▸ YOUR GOAL:
Images excluded, repeat each entry below exactly.
■ ■ ■
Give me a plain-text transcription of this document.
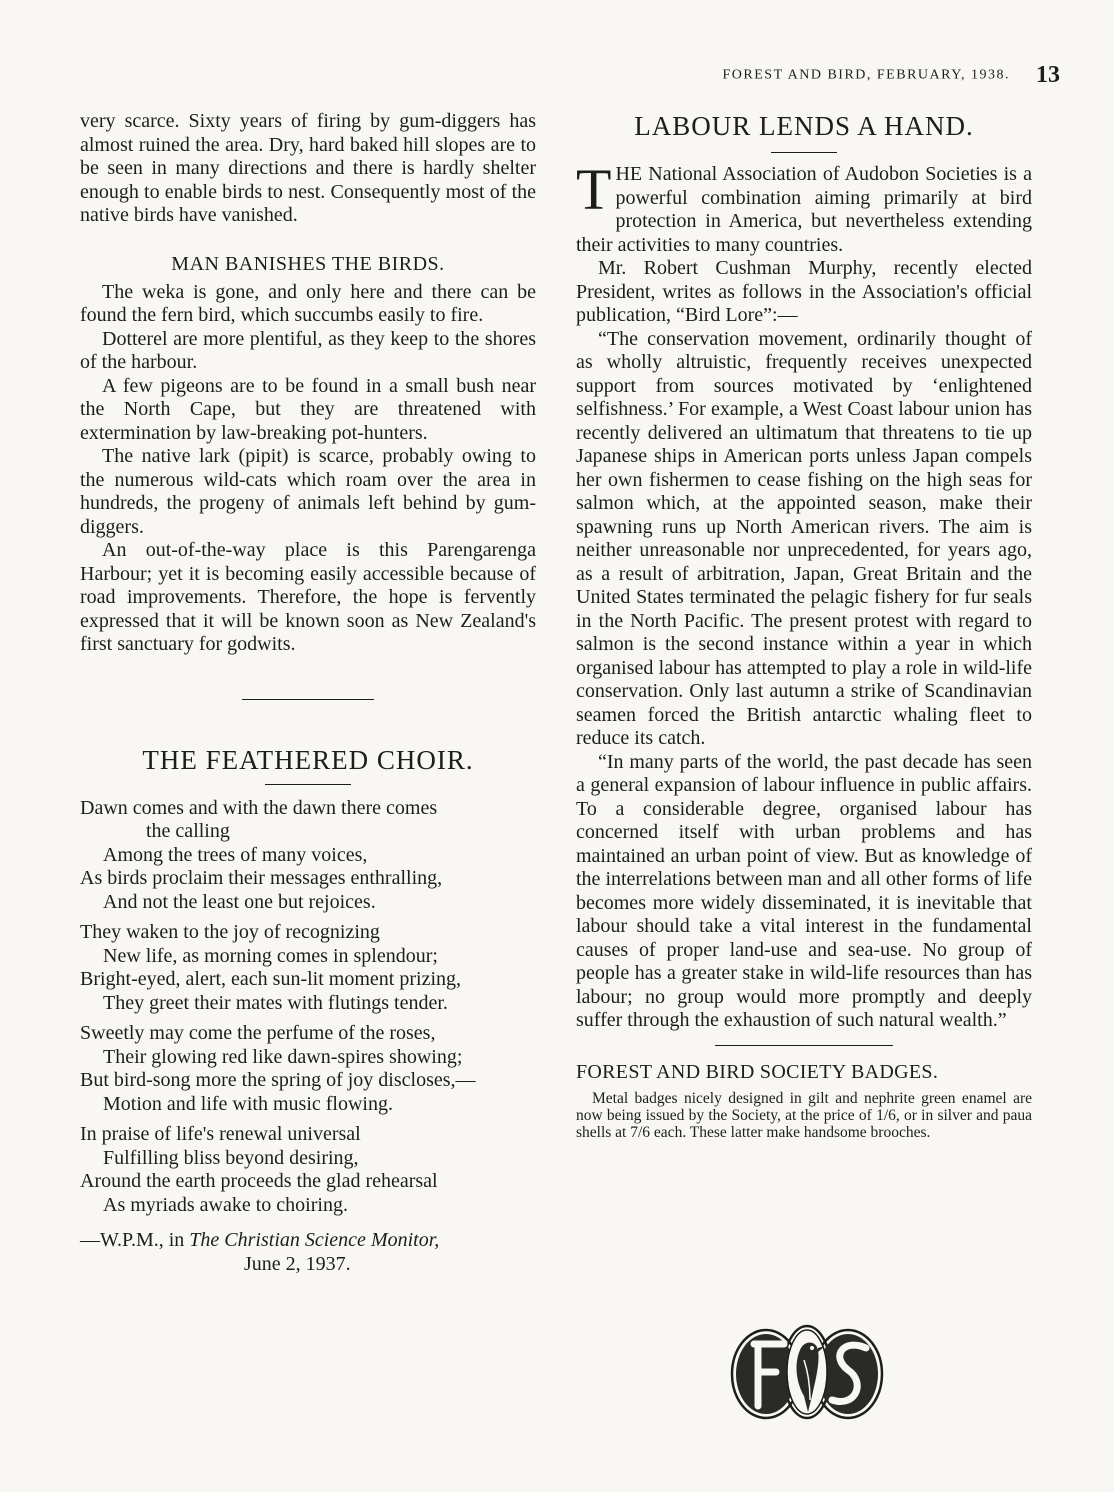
FOREST AND BIRD, FEBRUARY, 1938. 13

very scarce. Sixty years of firing by gum-diggers has almost ruined the area. Dry, hard baked hill slopes are to be seen in many directions and there is hardly shelter enough to enable birds to nest. Consequently most of the native birds have vanished.

MAN BANISHES THE BIRDS.

The weka is gone, and only here and there can be found the fern bird, which succumbs easily to fire.

Dotterel are more plentiful, as they keep to the shores of the harbour.

A few pigeons are to be found in a small bush near the North Cape, but they are threatened with extermination by law-breaking pot-hunters.

The native lark (pipit) is scarce, probably owing to the numerous wild-cats which roam over the area in hundreds, the progeny of animals left behind by gum-diggers.

An out-of-the-way place is this Parengarenga Harbour; yet it is becoming easily accessible because of road improvements. Therefore, the hope is fervently expressed that it will be known soon as New Zealand's first sanctuary for godwits.

THE FEATHERED CHOIR.
Dawn comes and with the dawn there comes
the calling
Among the trees of many voices,
As birds proclaim their messages enthralling,
And not the least one but rejoices.
They waken to the joy of recognizing
New life, as morning comes in splendour;
Bright-eyed, alert, each sun-lit moment prizing,
They greet their mates with flutings tender.
Sweetly may come the perfume of the roses,
Their glowing red like dawn-spires showing;
But bird-song more the spring of joy discloses,—
Motion and life with music flowing.
In praise of life's renewal universal
Fulfilling bliss beyond desiring,
Around the earth proceeds the glad rehearsal
As myriads awake to choiring.
—W.P.M., in The Christian Science Monitor,
June 2, 1937.
LABOUR LENDS A HAND.

THE National Association of Audobon Societies is a powerful combination aiming primarily at bird protection in America, but nevertheless extending their activities to many countries.

Mr. Robert Cushman Murphy, recently elected President, writes as follows in the Association's official publication, “Bird Lore”:—

“The conservation movement, ordinarily thought of as wholly altruistic, frequently receives unexpected support from sources motivated by ‘enlightened selfishness.’ For example, a West Coast labour union has recently delivered an ultimatum that threatens to tie up Japanese ships in American ports unless Japan compels her own fishermen to cease fishing on the high seas for salmon which, at the appointed season, make their spawning runs up North American rivers. The aim is neither unreasonable nor unprecedented, for years ago, as a result of arbitration, Japan, Great Britain and the United States terminated the pelagic fishery for fur seals in the North Pacific. The present protest with regard to salmon is the second instance within a year in which organised labour has attempted to play a role in wild-life conservation. Only last autumn a strike of Scandinavian seamen forced the British antarctic whaling fleet to reduce its catch.

“In many parts of the world, the past decade has seen a general expansion of labour influence in public affairs. To a considerable degree, organised labour has concerned itself with urban problems and has maintained an urban point of view. But as knowledge of the interrelations between man and all other forms of life becomes more widely disseminated, it is inevitable that labour should take a vital interest in the fundamental causes of proper land-use and sea-use. No group of people has a greater stake in wild-life resources than has labour; no group would more promptly and deeply suffer through the exhaustion of such natural wealth.”

FOREST AND BIRD SOCIETY BADGES.

Metal badges nicely designed in gilt and nephrite green enamel are now being issued by the Society, at the price of 1/6, or in silver and paua shells at 7/6 each. These latter make handsome brooches.
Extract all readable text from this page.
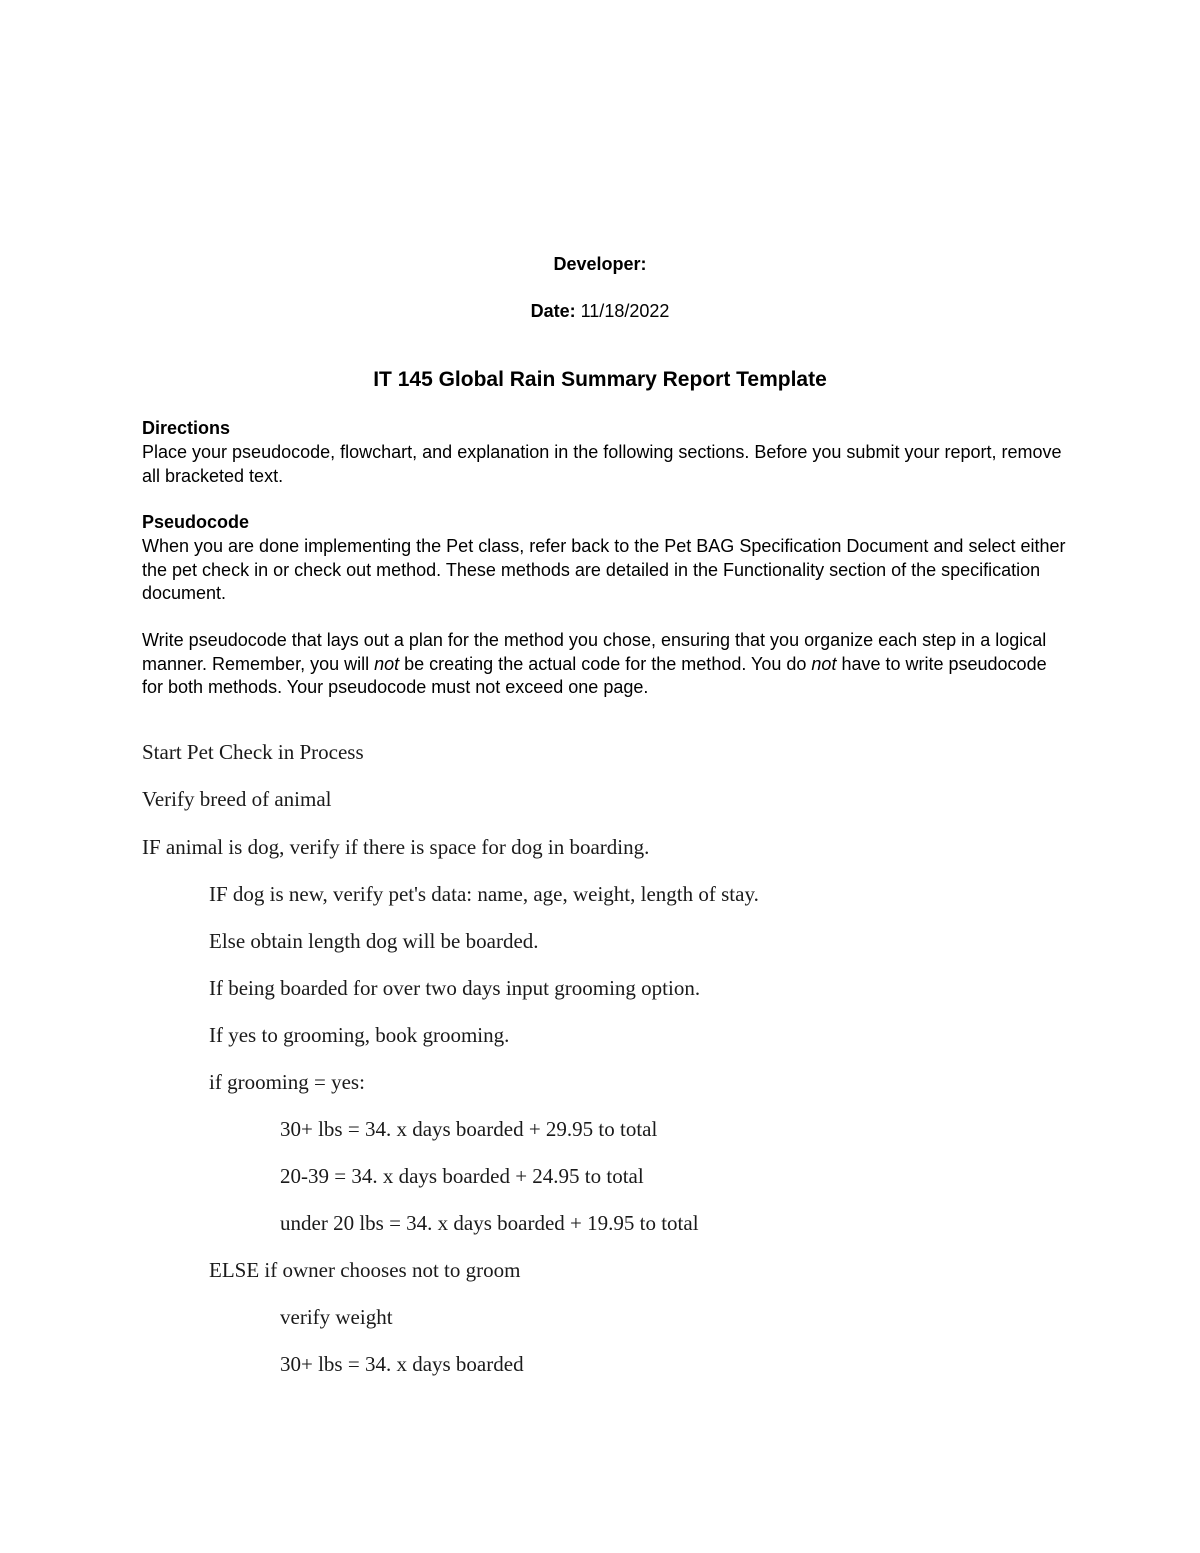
Developer:

Date: 11/18/2022

IT 145 Global Rain Summary Report Template

Directions

Place your pseudocode, flowchart, and explanation in the following sections. Before you submit your report, remove all bracketed text.

Pseudocode

When you are done implementing the Pet class, refer back to the Pet BAG Specification Document and select either the pet check in or check out method. These methods are detailed in the Functionality section of the specification document.

Write pseudocode that lays out a plan for the method you chose, ensuring that you organize each step in a logical manner. Remember, you will not be creating the actual code for the method. You do not have to write pseudocode for both methods. Your pseudocode must not exceed one page.

Start Pet Check in Process

Verify breed of animal

IF animal is dog, verify if there is space for dog in boarding.

IF dog is new, verify pet's data: name, age, weight, length of stay.

Else obtain length dog will be boarded.

If being boarded for over two days input grooming option.

If yes to grooming, book grooming.

if grooming = yes:

30+ lbs = 34. x days boarded + 29.95 to total

20-39 = 34. x days boarded + 24.95 to total

under 20 lbs = 34. x days boarded + 19.95 to total

ELSE if owner chooses not to groom

verify weight

30+ lbs = 34. x days boarded
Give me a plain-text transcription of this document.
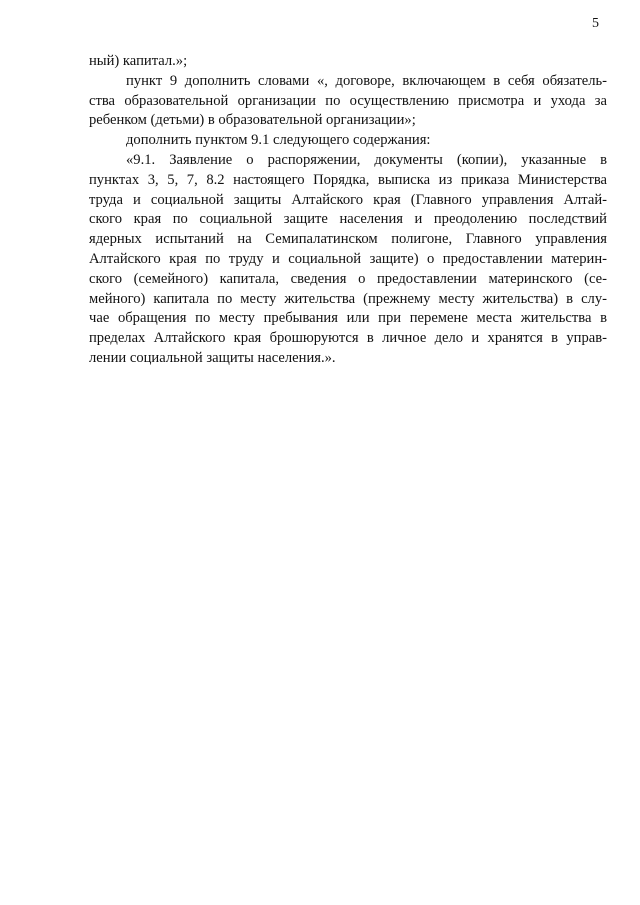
5
ный) капитал.»;
пункт 9 дополнить словами «, договоре, включающем в себя обязатель-
ства образовательной организации по осуществлению присмотра и ухода за
ребенком (детьми) в образовательной организации»;
дополнить пунктом 9.1 следующего содержания:
«9.1. Заявление о распоряжении, документы (копии), указанные в
пунктах 3, 5, 7, 8.2 настоящего Порядка, выписка из приказа Министерства
труда и социальной защиты Алтайского края (Главного управления Алтай-
ского края по социальной защите населения и преодолению последствий
ядерных испытаний на Семипалатинском полигоне, Главного управления
Алтайского края по труду и социальной защите) о предоставлении материн-
ского (семейного) капитала, сведения о предоставлении материнского (се-
мейного) капитала по месту жительства (прежнему месту жительства) в слу-
чае обращения по месту пребывания или при перемене места жительства в
пределах Алтайского края брошюруются в личное дело и хранятся в управ-
лении социальной защиты населения.».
■ ■ ■
▸ RESPONSE TO THIS EXERCISE:
Give me a plain-text transcription of this document.
FOREST AND BIRD, FEBRUARY, 1938. 13

very scarce. Sixty years of firing by gum-diggers has almost ruined the area. Dry, hard baked hill slopes are to be seen in many directions and there is hardly shelter enough to enable birds to nest. Consequently most of the native birds have vanished.

MAN BANISHES THE BIRDS.

The weka is gone, and only here and there can be found the fern bird, which succumbs easily to fire.

Dotterel are more plentiful, as they keep to the shores of the harbour.

A few pigeons are to be found in a small bush near the North Cape, but they are threatened with extermination by law-breaking pot-hunters.

The native lark (pipit) is scarce, probably owing to the numerous wild-cats which roam over the area in hundreds, the progeny of animals left behind by gum-diggers.

An out-of-the-way place is this Parengarenga Harbour; yet it is becoming easily accessible because of road improvements. Therefore, the hope is fervently expressed that it will be known soon as New Zealand's first sanctuary for godwits.

THE FEATHERED CHOIR.
Dawn comes and with the dawn there comes
the calling
Among the trees of many voices,
As birds proclaim their messages enthralling,
And not the least one but rejoices.
They waken to the joy of recognizing
New life, as morning comes in splendour;
Bright-eyed, alert, each sun-lit moment prizing,
They greet their mates with flutings tender.
Sweetly may come the perfume of the roses,
Their glowing red like dawn-spires showing;
But bird-song more the spring of joy discloses,—
Motion and life with music flowing.
In praise of life's renewal universal
Fulfilling bliss beyond desiring,
Around the earth proceeds the glad rehearsal
As myriads awake to choiring.
—W.P.M., in The Christian Science Monitor,
June 2, 1937.
LABOUR LENDS A HAND.

THE National Association of Audobon Societies is a powerful combination aiming primarily at bird protection in America, but nevertheless extending their activities to many countries.

Mr. Robert Cushman Murphy, recently elected President, writes as follows in the Association's official publication, “Bird Lore”:—

“The conservation movement, ordinarily thought of as wholly altruistic, frequently receives unexpected support from sources motivated by ‘enlightened selfishness.’ For example, a West Coast labour union has recently delivered an ultimatum that threatens to tie up Japanese ships in American ports unless Japan compels her own fishermen to cease fishing on the high seas for salmon which, at the appointed season, make their spawning runs up North American rivers. The aim is neither unreasonable nor unprecedented, for years ago, as a result of arbitration, Japan, Great Britain and the United States terminated the pelagic fishery for fur seals in the North Pacific. The present protest with regard to salmon is the second instance within a year in which organised labour has attempted to play a role in wild-life conservation. Only last autumn a strike of Scandinavian seamen forced the British antarctic whaling fleet to reduce its catch.

“In many parts of the world, the past decade has seen a general expansion of labour influence in public affairs. To a considerable degree, organised labour has concerned itself with urban problems and has maintained an urban point of view. But as knowledge of the interrelations between man and all other forms of life becomes more widely disseminated, it is inevitable that labour should take a vital interest in the fundamental causes of proper land-use and sea-use. No group of people has a greater stake in wild-life resources than has labour; no group would more promptly and deeply suffer through the exhaustion of such natural wealth.”

FOREST AND BIRD SOCIETY BADGES.

Metal badges nicely designed in gilt and nephrite green enamel are now being issued by the Society, at the price of 1/6, or in silver and paua shells at 7/6 each. These latter make handsome brooches.
Extract all readable text from this page.
Developer:

Date: 11/18/2022

IT 145 Global Rain Summary Report Template

Directions

Place your pseudocode, flowchart, and explanation in the following sections. Before you submit your report, remove all bracketed text.

Pseudocode

When you are done implementing the Pet class, refer back to the Pet BAG Specification Document and select either the pet check in or check out method. These methods are detailed in the Functionality section of the specification document.

Write pseudocode that lays out a plan for the method you chose, ensuring that you organize each step in a logical manner. Remember, you will not be creating the actual code for the method. You do not have to write pseudocode for both methods. Your pseudocode must not exceed one page.

Start Pet Check in Process

Verify breed of animal

IF animal is dog, verify if there is space for dog in boarding.

IF dog is new, verify pet's data: name, age, weight, length of stay.

Else obtain length dog will be boarded.

If being boarded for over two days input grooming option.

If yes to grooming, book grooming.

if grooming = yes:

30+ lbs = 34. x days boarded + 29.95 to total

20-39 = 34. x days boarded + 24.95 to total

under 20 lbs = 34. x days boarded + 19.95 to total

ELSE if owner chooses not to groom

verify weight

30+ lbs = 34. x days boarded
Give me a plain-text transcription of this document.
5
ный) капитал.»;
пункт 9 дополнить словами «, договоре, включающем в себя обязатель-
ства образовательной организации по осуществлению присмотра и ухода за
ребенком (детьми) в образовательной организации»;
дополнить пунктом 9.1 следующего содержания:
«9.1. Заявление о распоряжении, документы (копии), указанные в
пунктах 3, 5, 7, 8.2 настоящего Порядка, выписка из приказа Министерства
труда и социальной защиты Алтайского края (Главного управления Алтай-
ского края по социальной защите населения и преодолению последствий
ядерных испытаний на Семипалатинском полигоне, Главного управления
Алтайского края по труду и социальной защите) о предоставлении материн-
ского (семейного) капитала, сведения о предоставлении материнского (се-
мейного) капитала по месту жительства (прежнему месту жительства) в слу-
чае обращения по месту пребывания или при перемене места жительства в
пределах Алтайского края брошюруются в личное дело и хранятся в управ-
лении социальной защиты населения.».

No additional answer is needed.